** Exercise prompt **
Below are some records. Copy every line in them that holds "wider".

[Stored records]
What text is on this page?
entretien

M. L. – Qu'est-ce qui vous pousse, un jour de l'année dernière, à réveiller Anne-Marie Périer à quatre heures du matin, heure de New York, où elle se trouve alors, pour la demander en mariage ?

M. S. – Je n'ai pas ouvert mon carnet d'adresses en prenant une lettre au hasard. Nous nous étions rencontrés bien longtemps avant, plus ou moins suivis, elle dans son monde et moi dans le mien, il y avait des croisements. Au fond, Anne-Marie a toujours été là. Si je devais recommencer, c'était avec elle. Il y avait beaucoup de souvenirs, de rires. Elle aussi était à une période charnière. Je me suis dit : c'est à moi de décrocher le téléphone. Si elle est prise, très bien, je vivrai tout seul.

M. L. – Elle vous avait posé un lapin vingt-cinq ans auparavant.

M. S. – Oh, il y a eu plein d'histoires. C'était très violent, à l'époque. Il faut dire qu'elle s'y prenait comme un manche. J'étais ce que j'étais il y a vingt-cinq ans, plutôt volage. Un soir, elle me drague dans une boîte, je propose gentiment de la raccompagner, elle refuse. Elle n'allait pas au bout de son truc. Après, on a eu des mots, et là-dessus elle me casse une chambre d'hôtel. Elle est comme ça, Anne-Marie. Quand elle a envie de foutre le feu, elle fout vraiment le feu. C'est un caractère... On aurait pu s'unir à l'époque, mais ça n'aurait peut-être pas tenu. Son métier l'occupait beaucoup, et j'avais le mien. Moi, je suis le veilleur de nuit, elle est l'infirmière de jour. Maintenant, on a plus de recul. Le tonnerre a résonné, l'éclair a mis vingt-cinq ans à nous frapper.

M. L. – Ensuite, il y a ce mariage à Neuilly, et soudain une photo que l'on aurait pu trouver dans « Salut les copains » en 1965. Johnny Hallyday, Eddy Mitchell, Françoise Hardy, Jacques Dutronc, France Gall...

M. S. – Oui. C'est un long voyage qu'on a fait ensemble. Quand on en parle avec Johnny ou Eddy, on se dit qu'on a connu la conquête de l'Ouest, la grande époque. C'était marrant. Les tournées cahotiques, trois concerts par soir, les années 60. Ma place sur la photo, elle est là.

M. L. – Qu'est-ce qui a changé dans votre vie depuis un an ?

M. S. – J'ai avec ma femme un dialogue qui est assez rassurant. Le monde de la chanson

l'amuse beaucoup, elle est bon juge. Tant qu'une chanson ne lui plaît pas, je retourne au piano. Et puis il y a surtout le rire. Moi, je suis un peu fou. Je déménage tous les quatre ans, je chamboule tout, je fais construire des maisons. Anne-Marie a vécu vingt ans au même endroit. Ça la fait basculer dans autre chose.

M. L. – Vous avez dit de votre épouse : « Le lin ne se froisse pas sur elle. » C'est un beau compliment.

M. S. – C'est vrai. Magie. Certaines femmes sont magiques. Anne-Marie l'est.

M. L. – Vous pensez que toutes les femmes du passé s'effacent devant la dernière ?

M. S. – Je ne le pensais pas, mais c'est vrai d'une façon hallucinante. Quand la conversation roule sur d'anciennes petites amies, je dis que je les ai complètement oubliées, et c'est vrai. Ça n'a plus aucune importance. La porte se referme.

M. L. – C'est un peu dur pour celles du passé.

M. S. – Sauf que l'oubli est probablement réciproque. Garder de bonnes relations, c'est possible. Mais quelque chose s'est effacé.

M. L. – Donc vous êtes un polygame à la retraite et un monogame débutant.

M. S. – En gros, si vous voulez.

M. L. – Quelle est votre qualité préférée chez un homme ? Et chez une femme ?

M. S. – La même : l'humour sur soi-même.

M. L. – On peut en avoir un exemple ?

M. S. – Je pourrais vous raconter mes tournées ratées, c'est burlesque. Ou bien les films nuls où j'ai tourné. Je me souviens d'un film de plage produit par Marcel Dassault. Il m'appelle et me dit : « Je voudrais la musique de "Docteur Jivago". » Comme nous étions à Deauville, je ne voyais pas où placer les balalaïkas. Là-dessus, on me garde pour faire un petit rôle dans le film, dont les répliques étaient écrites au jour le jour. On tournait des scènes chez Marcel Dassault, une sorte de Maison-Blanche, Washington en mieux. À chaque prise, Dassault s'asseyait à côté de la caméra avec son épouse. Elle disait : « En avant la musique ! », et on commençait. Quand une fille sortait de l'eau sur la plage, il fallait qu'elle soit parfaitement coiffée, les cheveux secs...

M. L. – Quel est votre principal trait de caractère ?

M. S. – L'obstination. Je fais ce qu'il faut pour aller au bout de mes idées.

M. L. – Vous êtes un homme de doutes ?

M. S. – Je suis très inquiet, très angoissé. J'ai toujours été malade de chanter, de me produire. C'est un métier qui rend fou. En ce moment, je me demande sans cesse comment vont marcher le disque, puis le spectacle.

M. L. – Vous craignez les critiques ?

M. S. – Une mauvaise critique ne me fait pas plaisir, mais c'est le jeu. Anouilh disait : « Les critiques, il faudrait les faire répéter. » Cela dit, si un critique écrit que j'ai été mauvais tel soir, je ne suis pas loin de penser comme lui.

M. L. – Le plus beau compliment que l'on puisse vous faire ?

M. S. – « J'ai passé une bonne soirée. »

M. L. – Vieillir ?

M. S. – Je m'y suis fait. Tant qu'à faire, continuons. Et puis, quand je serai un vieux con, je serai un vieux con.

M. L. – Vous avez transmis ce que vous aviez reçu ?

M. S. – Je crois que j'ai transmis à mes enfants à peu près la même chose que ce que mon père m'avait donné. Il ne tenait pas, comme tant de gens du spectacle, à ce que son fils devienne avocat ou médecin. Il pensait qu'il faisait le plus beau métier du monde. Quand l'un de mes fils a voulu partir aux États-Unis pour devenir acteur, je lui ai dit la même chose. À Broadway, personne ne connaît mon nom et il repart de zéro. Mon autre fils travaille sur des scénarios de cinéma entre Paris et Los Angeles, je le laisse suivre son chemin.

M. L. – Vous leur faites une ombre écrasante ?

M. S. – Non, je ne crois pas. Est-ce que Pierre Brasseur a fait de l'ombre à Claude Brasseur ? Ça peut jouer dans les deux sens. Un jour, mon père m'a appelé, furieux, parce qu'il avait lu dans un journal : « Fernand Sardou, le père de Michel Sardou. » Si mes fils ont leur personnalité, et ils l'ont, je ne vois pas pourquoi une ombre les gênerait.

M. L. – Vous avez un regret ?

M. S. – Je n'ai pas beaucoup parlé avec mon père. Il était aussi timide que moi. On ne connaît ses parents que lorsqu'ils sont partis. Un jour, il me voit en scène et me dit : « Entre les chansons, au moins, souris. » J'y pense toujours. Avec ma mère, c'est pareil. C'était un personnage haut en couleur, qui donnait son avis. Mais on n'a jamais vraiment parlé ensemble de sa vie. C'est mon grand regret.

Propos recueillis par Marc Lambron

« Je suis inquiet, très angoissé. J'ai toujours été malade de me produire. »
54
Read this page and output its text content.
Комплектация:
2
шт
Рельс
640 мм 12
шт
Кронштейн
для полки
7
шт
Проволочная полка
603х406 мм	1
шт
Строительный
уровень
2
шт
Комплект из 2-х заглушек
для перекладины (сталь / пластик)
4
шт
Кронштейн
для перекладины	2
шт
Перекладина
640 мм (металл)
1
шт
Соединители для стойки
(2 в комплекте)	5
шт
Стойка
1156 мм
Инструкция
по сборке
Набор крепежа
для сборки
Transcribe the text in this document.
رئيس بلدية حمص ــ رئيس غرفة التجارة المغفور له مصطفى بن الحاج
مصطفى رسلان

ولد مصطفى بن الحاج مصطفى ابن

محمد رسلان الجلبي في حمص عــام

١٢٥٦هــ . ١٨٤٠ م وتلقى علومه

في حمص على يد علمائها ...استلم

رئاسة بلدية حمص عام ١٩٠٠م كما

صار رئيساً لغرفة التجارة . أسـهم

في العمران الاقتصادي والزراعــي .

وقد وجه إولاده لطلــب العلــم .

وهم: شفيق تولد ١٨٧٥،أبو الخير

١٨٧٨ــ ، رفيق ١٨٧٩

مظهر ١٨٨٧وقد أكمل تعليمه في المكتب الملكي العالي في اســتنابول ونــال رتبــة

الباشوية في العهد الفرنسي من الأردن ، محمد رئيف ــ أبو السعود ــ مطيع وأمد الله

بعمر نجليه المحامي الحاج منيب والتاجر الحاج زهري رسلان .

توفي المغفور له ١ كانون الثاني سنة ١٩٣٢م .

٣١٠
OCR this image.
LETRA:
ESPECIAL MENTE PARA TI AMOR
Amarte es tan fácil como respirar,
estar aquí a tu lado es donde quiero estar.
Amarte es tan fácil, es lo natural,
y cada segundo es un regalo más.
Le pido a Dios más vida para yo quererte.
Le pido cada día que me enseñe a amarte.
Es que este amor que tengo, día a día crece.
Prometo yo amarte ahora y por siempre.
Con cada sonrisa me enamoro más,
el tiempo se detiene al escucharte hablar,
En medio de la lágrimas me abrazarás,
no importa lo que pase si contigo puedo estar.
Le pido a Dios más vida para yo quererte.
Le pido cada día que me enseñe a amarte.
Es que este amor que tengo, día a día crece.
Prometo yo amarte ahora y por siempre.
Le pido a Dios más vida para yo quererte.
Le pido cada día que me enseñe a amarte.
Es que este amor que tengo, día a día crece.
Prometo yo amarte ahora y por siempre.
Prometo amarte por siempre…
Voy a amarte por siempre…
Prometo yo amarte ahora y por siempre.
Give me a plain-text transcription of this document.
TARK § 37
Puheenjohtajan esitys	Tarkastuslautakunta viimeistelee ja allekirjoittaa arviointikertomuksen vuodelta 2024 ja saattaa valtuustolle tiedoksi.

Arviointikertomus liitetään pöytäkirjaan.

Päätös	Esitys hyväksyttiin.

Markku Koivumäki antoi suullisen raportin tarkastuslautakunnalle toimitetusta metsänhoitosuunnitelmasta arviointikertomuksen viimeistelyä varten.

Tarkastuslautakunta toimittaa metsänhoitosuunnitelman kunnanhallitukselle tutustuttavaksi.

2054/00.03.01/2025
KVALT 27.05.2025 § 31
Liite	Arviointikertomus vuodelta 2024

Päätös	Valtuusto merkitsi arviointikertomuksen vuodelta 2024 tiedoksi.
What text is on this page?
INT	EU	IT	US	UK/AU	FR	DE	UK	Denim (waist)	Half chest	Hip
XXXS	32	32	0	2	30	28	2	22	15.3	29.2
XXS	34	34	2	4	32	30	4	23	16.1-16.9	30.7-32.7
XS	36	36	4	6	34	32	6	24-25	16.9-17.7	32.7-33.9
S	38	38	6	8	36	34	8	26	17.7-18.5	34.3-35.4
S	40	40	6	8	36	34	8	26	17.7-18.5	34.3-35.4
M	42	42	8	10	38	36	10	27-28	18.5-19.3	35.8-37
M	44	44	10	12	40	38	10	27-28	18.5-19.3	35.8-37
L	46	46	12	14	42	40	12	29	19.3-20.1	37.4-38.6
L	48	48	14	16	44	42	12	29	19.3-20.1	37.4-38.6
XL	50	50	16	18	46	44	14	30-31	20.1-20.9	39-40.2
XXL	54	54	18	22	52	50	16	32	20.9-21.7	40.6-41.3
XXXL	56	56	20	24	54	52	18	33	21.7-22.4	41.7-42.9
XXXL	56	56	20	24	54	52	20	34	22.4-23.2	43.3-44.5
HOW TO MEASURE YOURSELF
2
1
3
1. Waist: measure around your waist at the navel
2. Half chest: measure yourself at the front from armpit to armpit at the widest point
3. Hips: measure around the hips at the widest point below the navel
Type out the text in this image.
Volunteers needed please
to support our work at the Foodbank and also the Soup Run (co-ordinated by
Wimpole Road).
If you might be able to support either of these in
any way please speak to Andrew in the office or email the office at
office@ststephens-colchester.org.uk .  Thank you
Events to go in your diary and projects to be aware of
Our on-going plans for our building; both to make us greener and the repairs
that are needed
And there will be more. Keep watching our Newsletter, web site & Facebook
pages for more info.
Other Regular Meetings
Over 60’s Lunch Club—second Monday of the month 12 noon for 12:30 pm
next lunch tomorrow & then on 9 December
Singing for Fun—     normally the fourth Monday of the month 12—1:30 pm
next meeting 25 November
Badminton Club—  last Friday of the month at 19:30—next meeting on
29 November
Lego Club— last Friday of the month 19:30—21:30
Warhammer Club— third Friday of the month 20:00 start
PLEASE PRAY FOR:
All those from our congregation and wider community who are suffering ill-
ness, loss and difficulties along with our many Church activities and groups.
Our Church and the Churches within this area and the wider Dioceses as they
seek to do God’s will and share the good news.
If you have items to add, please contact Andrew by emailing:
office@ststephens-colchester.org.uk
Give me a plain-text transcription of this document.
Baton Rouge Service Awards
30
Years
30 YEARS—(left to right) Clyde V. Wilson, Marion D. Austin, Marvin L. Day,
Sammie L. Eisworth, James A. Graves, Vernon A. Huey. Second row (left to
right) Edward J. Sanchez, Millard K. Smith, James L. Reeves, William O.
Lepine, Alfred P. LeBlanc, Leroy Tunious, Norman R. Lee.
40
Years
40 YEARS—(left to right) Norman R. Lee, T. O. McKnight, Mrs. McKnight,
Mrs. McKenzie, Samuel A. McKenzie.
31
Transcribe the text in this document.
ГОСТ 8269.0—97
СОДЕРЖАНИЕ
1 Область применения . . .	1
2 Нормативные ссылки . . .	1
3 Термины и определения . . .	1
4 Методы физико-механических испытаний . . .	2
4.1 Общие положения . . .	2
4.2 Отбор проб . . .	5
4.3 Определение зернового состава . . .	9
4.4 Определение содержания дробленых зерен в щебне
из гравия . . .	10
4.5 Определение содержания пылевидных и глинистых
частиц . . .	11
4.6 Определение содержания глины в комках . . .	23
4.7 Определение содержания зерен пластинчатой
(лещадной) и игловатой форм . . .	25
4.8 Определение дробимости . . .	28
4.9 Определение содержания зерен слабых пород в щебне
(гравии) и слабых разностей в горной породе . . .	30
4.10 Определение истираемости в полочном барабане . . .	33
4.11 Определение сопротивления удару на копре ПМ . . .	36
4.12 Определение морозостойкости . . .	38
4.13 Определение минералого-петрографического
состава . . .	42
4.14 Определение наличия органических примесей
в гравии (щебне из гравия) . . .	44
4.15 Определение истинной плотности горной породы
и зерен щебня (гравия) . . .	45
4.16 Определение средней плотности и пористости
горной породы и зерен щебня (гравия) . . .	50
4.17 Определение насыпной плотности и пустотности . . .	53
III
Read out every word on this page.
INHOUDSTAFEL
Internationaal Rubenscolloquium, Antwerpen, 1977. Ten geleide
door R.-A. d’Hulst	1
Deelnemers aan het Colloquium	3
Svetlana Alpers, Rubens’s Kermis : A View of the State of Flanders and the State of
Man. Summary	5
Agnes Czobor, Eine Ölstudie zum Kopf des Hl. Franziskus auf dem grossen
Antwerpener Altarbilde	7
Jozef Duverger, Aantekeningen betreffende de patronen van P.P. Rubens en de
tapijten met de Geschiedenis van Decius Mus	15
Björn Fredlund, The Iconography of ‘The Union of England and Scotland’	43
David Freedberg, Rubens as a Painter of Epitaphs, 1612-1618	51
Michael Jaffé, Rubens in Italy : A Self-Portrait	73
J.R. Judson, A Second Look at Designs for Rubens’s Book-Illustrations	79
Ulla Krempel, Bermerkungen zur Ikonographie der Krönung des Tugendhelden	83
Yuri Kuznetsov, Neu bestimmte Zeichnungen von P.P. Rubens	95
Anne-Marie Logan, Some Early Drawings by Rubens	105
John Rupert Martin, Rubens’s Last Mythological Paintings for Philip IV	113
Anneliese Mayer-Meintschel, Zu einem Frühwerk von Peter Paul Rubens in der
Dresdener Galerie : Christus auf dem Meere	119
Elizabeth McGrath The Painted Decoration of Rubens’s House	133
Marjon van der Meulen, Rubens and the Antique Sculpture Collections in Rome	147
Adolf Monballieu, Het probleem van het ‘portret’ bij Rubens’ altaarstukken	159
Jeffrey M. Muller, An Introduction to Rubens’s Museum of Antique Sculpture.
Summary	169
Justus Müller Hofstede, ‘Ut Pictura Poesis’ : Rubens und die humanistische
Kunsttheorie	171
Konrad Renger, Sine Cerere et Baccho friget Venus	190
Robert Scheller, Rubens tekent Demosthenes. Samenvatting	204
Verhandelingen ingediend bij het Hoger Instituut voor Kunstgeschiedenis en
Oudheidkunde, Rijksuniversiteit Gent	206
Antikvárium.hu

** Response for this exercise **
All those from our congregation and wider community who are suffering ill-
Our Church and the Churches within this area and the wider Dioceses as they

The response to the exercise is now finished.